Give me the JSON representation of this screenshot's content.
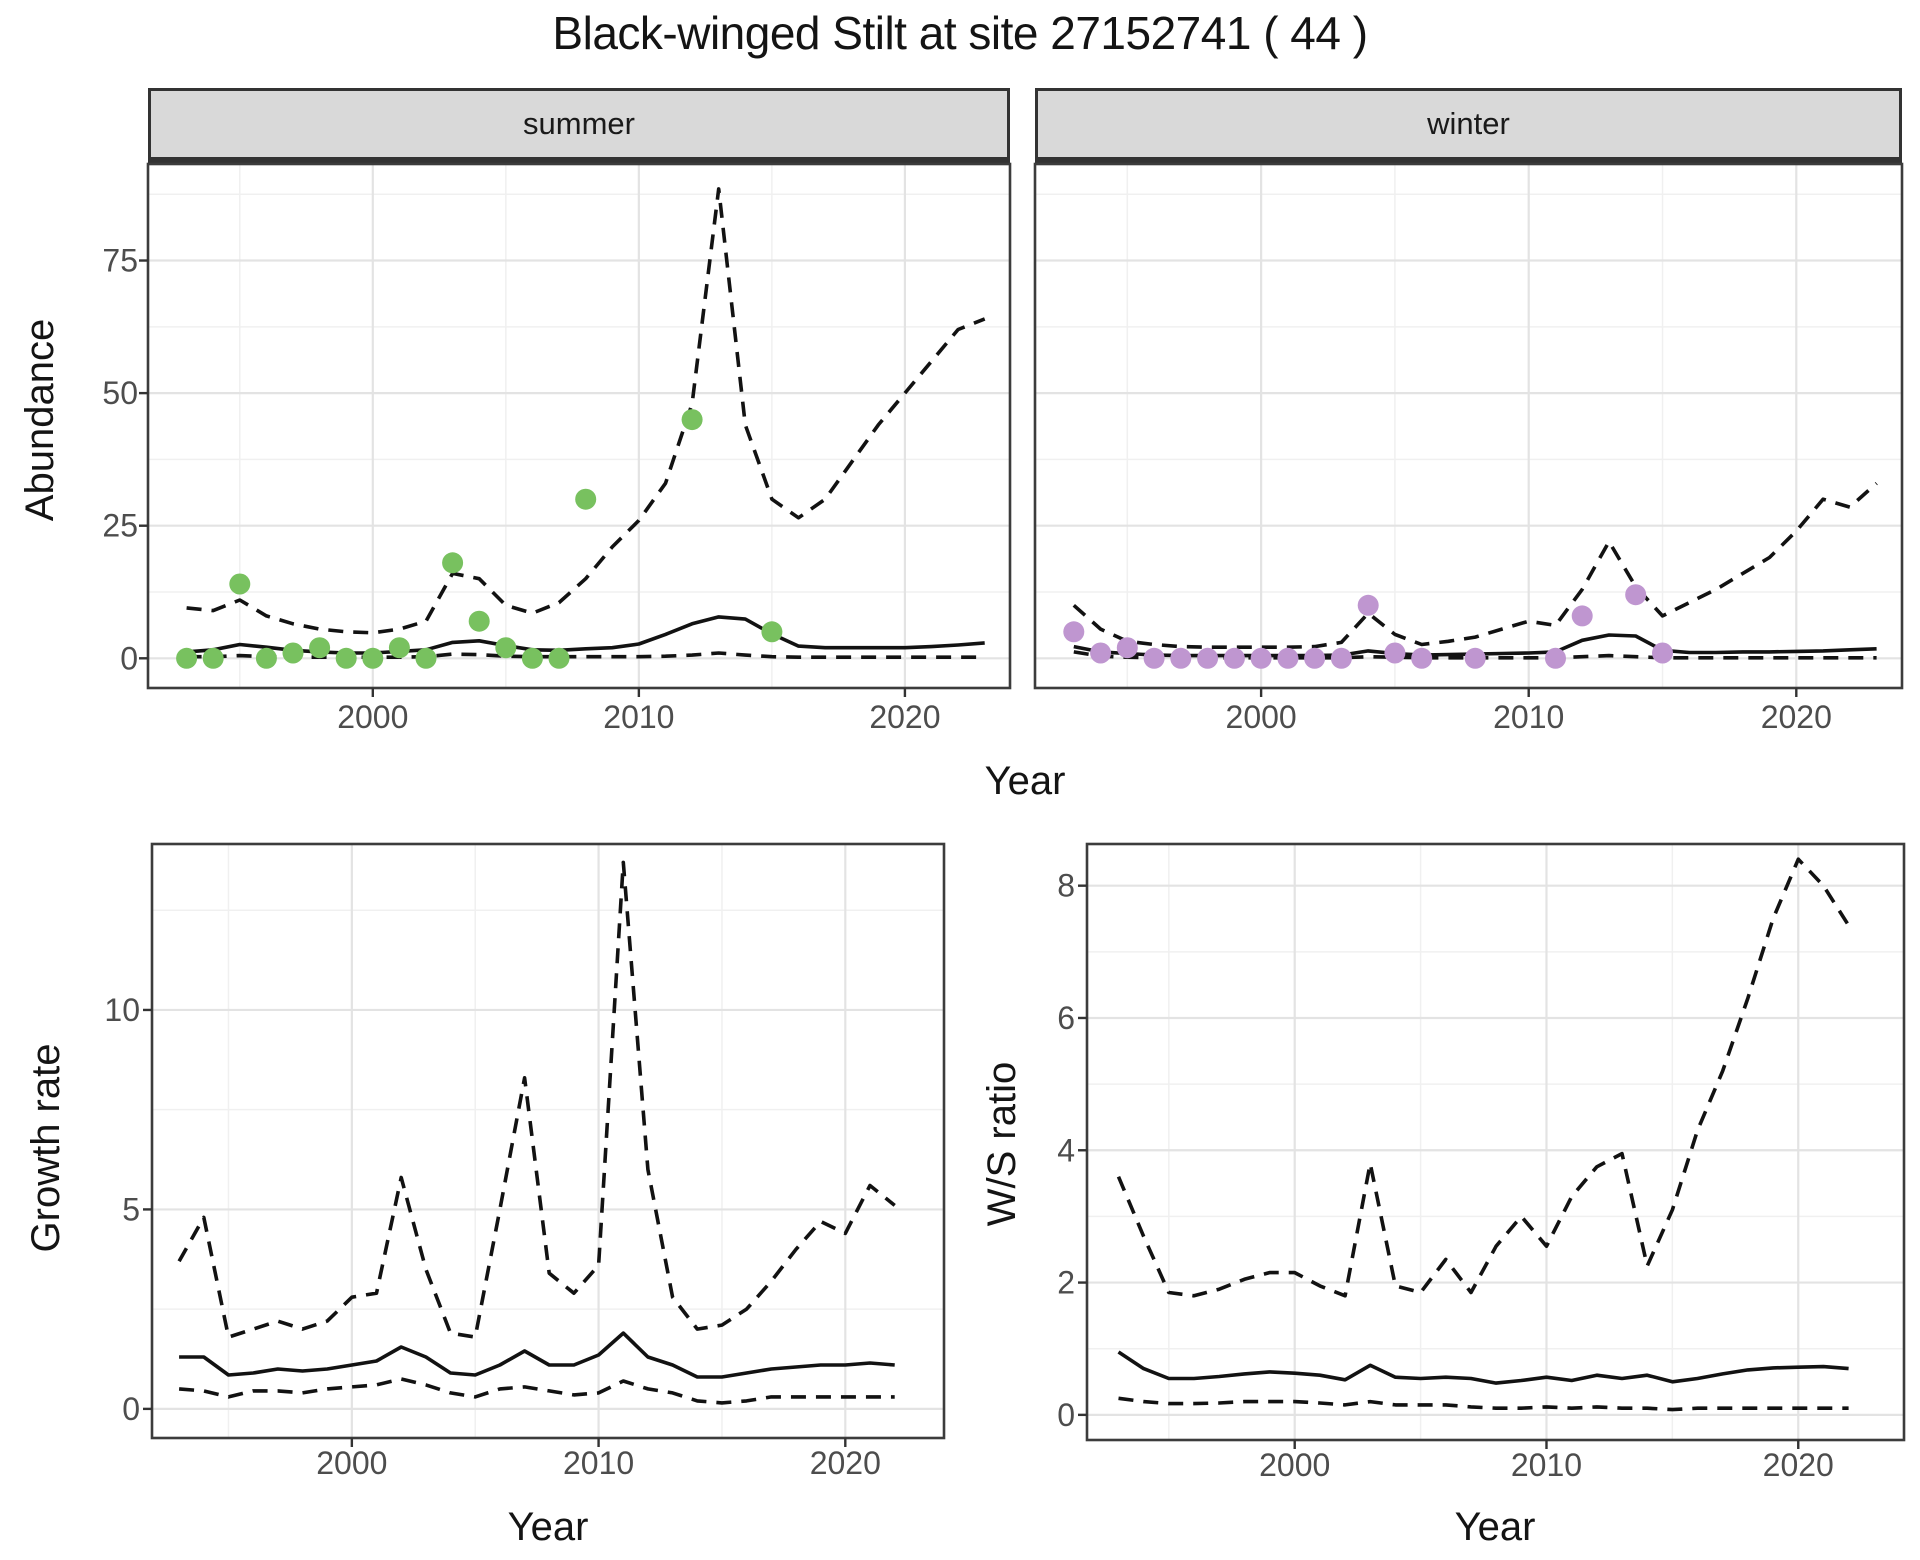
{
  "title": "Black-winged Stilt at site 27152741 ( 44 )",
  "facets": [
    {
      "label": "summer"
    },
    {
      "label": "winter"
    }
  ],
  "axis_titles": {
    "abundance": "Abundance",
    "growth": "Growth rate",
    "ws_ratio": "W/S ratio",
    "year_top": "Year",
    "year_bottom_left": "Year",
    "year_bottom_right": "Year"
  },
  "colors": {
    "summer_point": "#78C15F",
    "winter_point": "#BF96D0",
    "line": "#121212",
    "strip_fill": "#D9D9D9",
    "strip_border": "#333333",
    "panel_border": "#3C3C3C",
    "grid_major": "#E3E3E3",
    "grid_minor": "#F0F0F0",
    "tick_mark": "#333333",
    "tick_label": "#4D4D4D",
    "text": "#141414"
  },
  "chart_data": [
    {
      "id": "summer-abundance",
      "type": "line",
      "facet": "summer",
      "ylabel": "Abundance",
      "xlabel": "Year",
      "x": [
        1993,
        1994,
        1995,
        1996,
        1997,
        1998,
        1999,
        2000,
        2001,
        2002,
        2003,
        2004,
        2005,
        2006,
        2007,
        2008,
        2009,
        2010,
        2011,
        2012,
        2013,
        2014,
        2015,
        2016,
        2017,
        2018,
        2019,
        2020,
        2021,
        2022,
        2023
      ],
      "series": [
        {
          "name": "median",
          "style": "solid",
          "values": [
            1.2,
            1.6,
            2.6,
            2.1,
            1.5,
            1.2,
            1.0,
            1.0,
            1.3,
            1.6,
            3.0,
            3.3,
            2.4,
            1.6,
            1.5,
            1.8,
            2.0,
            2.7,
            4.5,
            6.5,
            7.8,
            7.4,
            4.6,
            2.3,
            2.0,
            2.0,
            2.0,
            2.0,
            2.2,
            2.5,
            2.9
          ]
        },
        {
          "name": "upper 95% CI",
          "style": "dashed",
          "values": [
            9.5,
            9,
            11,
            8,
            6.5,
            5.5,
            5,
            4.8,
            5.5,
            7,
            16,
            15,
            10,
            8.5,
            10.5,
            15,
            21,
            26,
            33,
            48,
            88.5,
            44,
            30,
            26.5,
            30,
            37,
            44,
            50,
            56,
            62,
            64
          ]
        },
        {
          "name": "lower 95% CI",
          "style": "dashed",
          "values": [
            0.3,
            0.3,
            0.5,
            0.3,
            0.2,
            0.2,
            0.2,
            0.2,
            0.2,
            0.3,
            0.8,
            0.7,
            0.4,
            0.3,
            0.3,
            0.3,
            0.3,
            0.3,
            0.4,
            0.6,
            1.0,
            0.6,
            0.3,
            0.2,
            0.2,
            0.2,
            0.2,
            0.2,
            0.2,
            0.2,
            0.2
          ]
        }
      ],
      "points": {
        "name": "observed counts",
        "color_key": "summer_point",
        "x": [
          1993,
          1994,
          1995,
          1996,
          1997,
          1998,
          1999,
          2000,
          2001,
          2002,
          2003,
          2004,
          2005,
          2006,
          2007,
          2008,
          2012,
          2015
        ],
        "y": [
          0,
          0,
          14,
          0,
          1,
          2,
          0,
          0,
          2,
          0,
          18,
          7,
          2,
          0,
          0,
          30,
          45,
          5
        ]
      },
      "xlim": [
        1991.55,
        2023.95
      ],
      "ylim": [
        -5.6,
        93.2
      ],
      "xticks": [
        2000,
        2010,
        2020
      ],
      "yticks": [
        0,
        25,
        50,
        75
      ],
      "x_minor": [
        1995,
        2005,
        2015
      ],
      "y_minor": [
        12.5,
        37.5,
        62.5,
        87.5
      ],
      "show_y_tick_labels": true
    },
    {
      "id": "winter-abundance",
      "type": "line",
      "facet": "winter",
      "ylabel": "Abundance",
      "xlabel": "Year",
      "x": [
        1993,
        1994,
        1995,
        1996,
        1997,
        1998,
        1999,
        2000,
        2001,
        2002,
        2003,
        2004,
        2005,
        2006,
        2007,
        2008,
        2009,
        2010,
        2011,
        2012,
        2013,
        2014,
        2015,
        2016,
        2017,
        2018,
        2019,
        2020,
        2021,
        2022,
        2023
      ],
      "series": [
        {
          "name": "median",
          "style": "solid",
          "values": [
            2.2,
            1.2,
            0.9,
            0.6,
            0.5,
            0.5,
            0.5,
            0.5,
            0.5,
            0.5,
            0.6,
            1.4,
            0.9,
            0.6,
            0.7,
            0.8,
            0.9,
            1.0,
            1.2,
            3.4,
            4.4,
            4.2,
            1.5,
            1.1,
            1.1,
            1.2,
            1.2,
            1.3,
            1.4,
            1.6,
            1.8
          ]
        },
        {
          "name": "upper 95% CI",
          "style": "dashed",
          "values": [
            10,
            5.5,
            3.2,
            2.6,
            2.2,
            2.1,
            2.1,
            2.1,
            2.1,
            2.2,
            3,
            8.5,
            4.5,
            2.6,
            3.2,
            4,
            5.5,
            7,
            6.2,
            13,
            22,
            13.5,
            8,
            10.5,
            13,
            16,
            19,
            24,
            30,
            28.5,
            33
          ]
        },
        {
          "name": "lower 95% CI",
          "style": "dashed",
          "values": [
            1.2,
            0.4,
            0.2,
            0.1,
            0.1,
            0.1,
            0.1,
            0.1,
            0.1,
            0.1,
            0.1,
            0.3,
            0.2,
            0.1,
            0.1,
            0.1,
            0.1,
            0.1,
            0.1,
            0.3,
            0.5,
            0.3,
            0.1,
            0.1,
            0.1,
            0.1,
            0.1,
            0.1,
            0.1,
            0.1,
            0.1
          ]
        }
      ],
      "points": {
        "name": "observed counts",
        "color_key": "winter_point",
        "x": [
          1993,
          1994,
          1995,
          1996,
          1997,
          1998,
          1999,
          2000,
          2001,
          2002,
          2003,
          2004,
          2005,
          2006,
          2008,
          2011,
          2012,
          2014,
          2015
        ],
        "y": [
          5,
          1,
          2,
          0,
          0,
          0,
          0,
          0,
          0,
          0,
          0,
          10,
          1,
          0,
          0,
          0,
          8,
          12,
          1
        ]
      },
      "xlim": [
        1991.55,
        2023.95
      ],
      "ylim": [
        -5.6,
        93.2
      ],
      "xticks": [
        2000,
        2010,
        2020
      ],
      "yticks": [
        0,
        25,
        50,
        75
      ],
      "x_minor": [
        1995,
        2005,
        2015
      ],
      "y_minor": [
        12.5,
        37.5,
        62.5,
        87.5
      ],
      "show_y_tick_labels": false
    },
    {
      "id": "growth-rate",
      "type": "line",
      "facet": null,
      "ylabel": "Growth rate",
      "xlabel": "Year",
      "x": [
        1993,
        1994,
        1995,
        1996,
        1997,
        1998,
        1999,
        2000,
        2001,
        2002,
        2003,
        2004,
        2005,
        2006,
        2007,
        2008,
        2009,
        2010,
        2011,
        2012,
        2013,
        2014,
        2015,
        2016,
        2017,
        2018,
        2019,
        2020,
        2021,
        2022
      ],
      "series": [
        {
          "name": "median",
          "style": "solid",
          "values": [
            1.3,
            1.3,
            0.85,
            0.9,
            1.0,
            0.95,
            1.0,
            1.1,
            1.2,
            1.55,
            1.3,
            0.9,
            0.85,
            1.1,
            1.45,
            1.1,
            1.1,
            1.35,
            1.9,
            1.3,
            1.1,
            0.8,
            0.8,
            0.9,
            1.0,
            1.05,
            1.1,
            1.1,
            1.15,
            1.1
          ]
        },
        {
          "name": "upper 95% CI",
          "style": "dashed",
          "values": [
            3.7,
            4.8,
            1.8,
            2.0,
            2.2,
            2.0,
            2.2,
            2.8,
            2.9,
            5.8,
            3.5,
            1.9,
            1.8,
            5.0,
            8.3,
            3.4,
            2.9,
            3.6,
            13.7,
            6.0,
            2.8,
            2.0,
            2.1,
            2.5,
            3.2,
            4.0,
            4.7,
            4.4,
            5.6,
            5.1
          ]
        },
        {
          "name": "lower 95% CI",
          "style": "dashed",
          "values": [
            0.5,
            0.45,
            0.3,
            0.45,
            0.45,
            0.4,
            0.5,
            0.55,
            0.6,
            0.75,
            0.6,
            0.4,
            0.3,
            0.5,
            0.55,
            0.45,
            0.35,
            0.4,
            0.7,
            0.5,
            0.4,
            0.2,
            0.15,
            0.2,
            0.3,
            0.3,
            0.3,
            0.3,
            0.3,
            0.3
          ]
        }
      ],
      "points": null,
      "xlim": [
        1991.9,
        2024.0
      ],
      "ylim": [
        -0.73,
        14.16
      ],
      "xticks": [
        2000,
        2010,
        2020
      ],
      "yticks": [
        0,
        5,
        10
      ],
      "x_minor": [
        1995,
        2005,
        2015
      ],
      "y_minor": [
        2.5,
        7.5,
        12.5
      ],
      "show_y_tick_labels": true
    },
    {
      "id": "ws-ratio",
      "type": "line",
      "facet": null,
      "ylabel": "W/S ratio",
      "xlabel": "Year",
      "x": [
        1993,
        1994,
        1995,
        1996,
        1997,
        1998,
        1999,
        2000,
        2001,
        2002,
        2003,
        2004,
        2005,
        2006,
        2007,
        2008,
        2009,
        2010,
        2011,
        2012,
        2013,
        2014,
        2015,
        2016,
        2017,
        2018,
        2019,
        2020,
        2021,
        2022
      ],
      "series": [
        {
          "name": "median",
          "style": "solid",
          "values": [
            0.95,
            0.7,
            0.55,
            0.55,
            0.58,
            0.62,
            0.65,
            0.63,
            0.6,
            0.53,
            0.75,
            0.57,
            0.55,
            0.57,
            0.55,
            0.48,
            0.52,
            0.57,
            0.52,
            0.6,
            0.55,
            0.6,
            0.5,
            0.55,
            0.62,
            0.68,
            0.71,
            0.72,
            0.73,
            0.7
          ]
        },
        {
          "name": "upper 95% CI",
          "style": "dashed",
          "values": [
            3.6,
            2.7,
            1.85,
            1.8,
            1.9,
            2.05,
            2.15,
            2.15,
            1.95,
            1.8,
            3.8,
            1.95,
            1.85,
            2.35,
            1.85,
            2.55,
            3.0,
            2.55,
            3.3,
            3.75,
            3.95,
            2.25,
            3.1,
            4.3,
            5.2,
            6.3,
            7.5,
            8.4,
            8.0,
            7.4
          ]
        },
        {
          "name": "lower 95% CI",
          "style": "dashed",
          "values": [
            0.25,
            0.2,
            0.17,
            0.17,
            0.18,
            0.2,
            0.2,
            0.2,
            0.18,
            0.15,
            0.2,
            0.15,
            0.15,
            0.15,
            0.12,
            0.1,
            0.1,
            0.12,
            0.1,
            0.12,
            0.1,
            0.1,
            0.08,
            0.1,
            0.1,
            0.1,
            0.1,
            0.1,
            0.1,
            0.1
          ]
        }
      ],
      "points": null,
      "xlim": [
        1991.75,
        2024.2
      ],
      "ylim": [
        -0.38,
        8.63
      ],
      "xticks": [
        2000,
        2010,
        2020
      ],
      "yticks": [
        0,
        2,
        4,
        6,
        8
      ],
      "x_minor": [
        1995,
        2005,
        2015
      ],
      "y_minor": [
        1,
        3,
        5,
        7
      ],
      "show_y_tick_labels": true
    }
  ]
}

────────────────

Count each line of the entries that holds the word "ylabel", then state the total and nothing more.

4